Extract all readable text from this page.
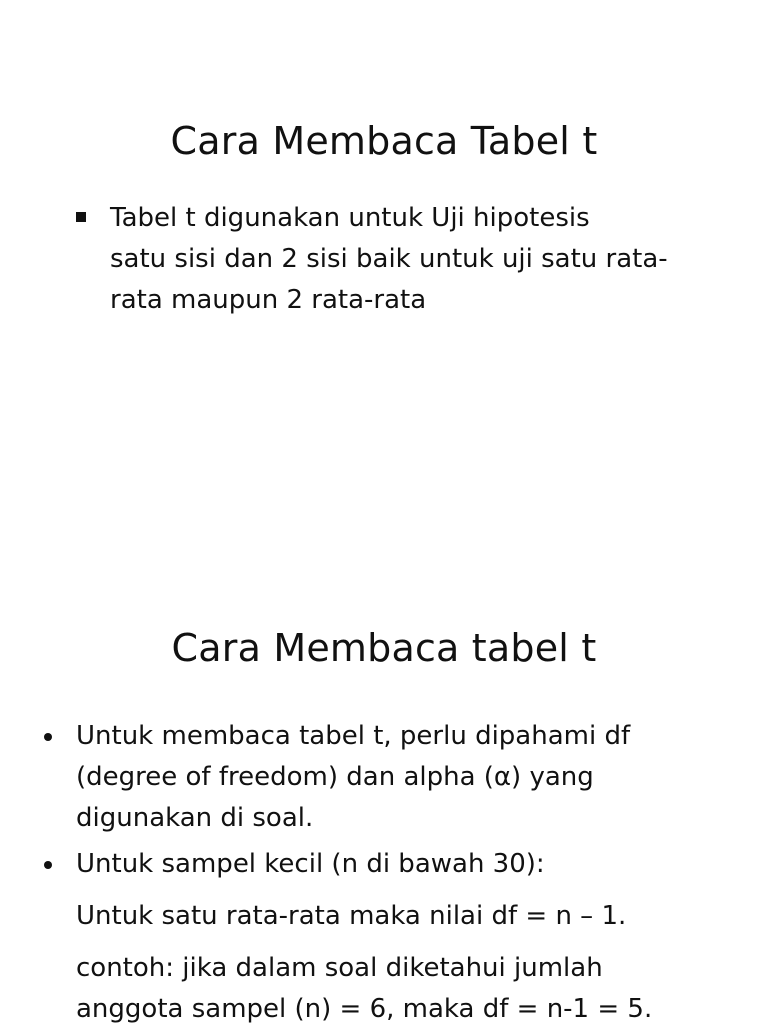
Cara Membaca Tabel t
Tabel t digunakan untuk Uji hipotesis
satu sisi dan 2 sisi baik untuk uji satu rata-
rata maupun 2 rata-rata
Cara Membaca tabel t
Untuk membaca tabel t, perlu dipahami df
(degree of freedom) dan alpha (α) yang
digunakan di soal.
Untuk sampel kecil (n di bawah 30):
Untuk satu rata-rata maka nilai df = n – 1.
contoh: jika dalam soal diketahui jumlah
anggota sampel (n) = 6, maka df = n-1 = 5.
#####
◆ Directions for this task ◆
Return all of the entries word for word, but omit the pictures.

◆ Result of this task ◆
Extract all readable text from this page.
Cara Membaca Tabel t
Tabel t digunakan untuk Uji hipotesis
satu sisi dan 2 sisi baik untuk uji satu rata-
rata maupun 2 rata-rata
Cara Membaca tabel t
Untuk membaca tabel t, perlu dipahami df
(degree of freedom) dan alpha (α) yang
digunakan di soal.
Untuk sampel kecil (n di bawah 30):
Untuk satu rata-rata maka nilai df = n – 1.
contoh: jika dalam soal diketahui jumlah
anggota sampel (n) = 6, maka df = n-1 = 5.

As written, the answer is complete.